# [Data supplied]
*-*-*

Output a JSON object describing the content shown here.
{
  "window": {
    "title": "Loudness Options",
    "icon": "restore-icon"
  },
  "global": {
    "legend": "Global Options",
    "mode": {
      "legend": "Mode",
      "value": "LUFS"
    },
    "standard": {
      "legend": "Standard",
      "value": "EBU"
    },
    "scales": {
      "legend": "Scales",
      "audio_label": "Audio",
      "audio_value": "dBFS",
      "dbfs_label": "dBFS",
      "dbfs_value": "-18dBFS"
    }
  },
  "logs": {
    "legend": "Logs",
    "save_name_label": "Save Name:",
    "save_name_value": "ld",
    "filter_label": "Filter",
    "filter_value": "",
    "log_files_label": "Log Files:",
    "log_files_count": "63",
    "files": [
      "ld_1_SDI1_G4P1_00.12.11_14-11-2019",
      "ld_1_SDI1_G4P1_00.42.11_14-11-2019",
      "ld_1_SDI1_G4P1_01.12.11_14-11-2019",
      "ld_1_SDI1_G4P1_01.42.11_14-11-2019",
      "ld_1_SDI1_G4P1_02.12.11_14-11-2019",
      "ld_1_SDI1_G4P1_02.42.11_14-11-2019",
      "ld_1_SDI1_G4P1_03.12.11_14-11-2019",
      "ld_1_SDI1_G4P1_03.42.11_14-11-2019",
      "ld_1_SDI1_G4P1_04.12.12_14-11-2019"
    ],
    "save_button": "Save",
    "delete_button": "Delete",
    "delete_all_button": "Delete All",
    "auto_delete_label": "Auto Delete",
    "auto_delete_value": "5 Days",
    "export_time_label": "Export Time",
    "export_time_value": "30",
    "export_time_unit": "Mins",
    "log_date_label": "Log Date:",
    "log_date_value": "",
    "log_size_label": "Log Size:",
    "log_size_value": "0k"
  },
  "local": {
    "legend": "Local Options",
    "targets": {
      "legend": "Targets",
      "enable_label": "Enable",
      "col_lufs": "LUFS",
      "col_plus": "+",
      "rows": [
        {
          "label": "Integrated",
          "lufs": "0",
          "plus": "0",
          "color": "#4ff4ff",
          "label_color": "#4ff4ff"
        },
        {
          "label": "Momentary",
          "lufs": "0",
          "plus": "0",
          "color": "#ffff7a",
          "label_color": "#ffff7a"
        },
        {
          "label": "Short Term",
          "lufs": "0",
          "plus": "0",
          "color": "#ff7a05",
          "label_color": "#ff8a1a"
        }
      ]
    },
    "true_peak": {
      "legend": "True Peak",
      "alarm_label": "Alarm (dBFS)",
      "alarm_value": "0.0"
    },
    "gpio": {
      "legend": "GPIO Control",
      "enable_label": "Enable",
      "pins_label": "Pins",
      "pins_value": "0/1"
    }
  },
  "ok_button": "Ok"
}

*-*-*

Reproduce the material in full, with no word added or dropped.

# [Right answer]
Output a JSON object describing the content shown here.
{
  "window": {
    "title": "Loudness Options",
    "icon": "restore-icon"
  },
  "global": {
    "legend": "Global Options",
    "mode": {
      "legend": "Mode",
      "value": "LUFS"
    },
    "standard": {
      "legend": "Standard",
      "value": "EBU"
    },
    "scales": {
      "legend": "Scales",
      "audio_label": "Audio",
      "audio_value": "dBFS",
      "dbfs_label": "dBFS",
      "dbfs_value": "-18dBFS"
    }
  },
  "logs": {
    "legend": "Logs",
    "save_name_label": "Save Name:",
    "save_name_value": "ld",
    "filter_label": "Filter",
    "filter_value": "",
    "log_files_label": "Log Files:",
    "log_files_count": "63",
    "files": [
      "ld_1_SDI1_G4P1_00.12.11_14-11-2019",
      "ld_1_SDI1_G4P1_00.42.11_14-11-2019",
      "ld_1_SDI1_G4P1_01.12.11_14-11-2019",
      "ld_1_SDI1_G4P1_01.42.11_14-11-2019",
      "ld_1_SDI1_G4P1_02.12.11_14-11-2019",
      "ld_1_SDI1_G4P1_02.42.11_14-11-2019",
      "ld_1_SDI1_G4P1_03.12.11_14-11-2019",
      "ld_1_SDI1_G4P1_03.42.11_14-11-2019",
      "ld_1_SDI1_G4P1_04.12.12_14-11-2019"
    ],
    "save_button": "Save",
    "delete_button": "Delete",
    "delete_all_button": "Delete All",
    "auto_delete_label": "Auto Delete",
    "auto_delete_value": "5 Days",
    "export_time_label": "Export Time",
    "export_time_value": "30",
    "export_time_unit": "Mins",
    "log_date_label": "Log Date:",
    "log_date_value": "",
    "log_size_label": "Log Size:",
    "log_size_value": "0k"
  },
  "local": {
    "legend": "Local Options",
    "targets": {
      "legend": "Targets",
      "enable_label": "Enable",
      "col_lufs": "LUFS",
      "col_plus": "+",
      "rows": [
        {
          "label": "Integrated",
          "lufs": "0",
          "plus": "0",
          "color": "#4ff4ff",
          "label_color": "#4ff4ff"
        },
        {
          "label": "Momentary",
          "lufs": "0",
          "plus": "0",
          "color": "#ffff7a",
          "label_color": "#ffff7a"
        },
        {
          "label": "Short Term",
          "lufs": "0",
          "plus": "0",
          "color": "#ff7a05",
          "label_color": "#ff8a1a"
        }
      ]
    },
    "true_peak": {
      "legend": "True Peak",
      "alarm_label": "Alarm (dBFS)",
      "alarm_value": "0.0"
    },
    "gpio": {
      "legend": "GPIO Control",
      "enable_label": "Enable",
      "pins_label": "Pins",
      "pins_value": "0/1"
    }
  },
  "ok_button": "Ok"
}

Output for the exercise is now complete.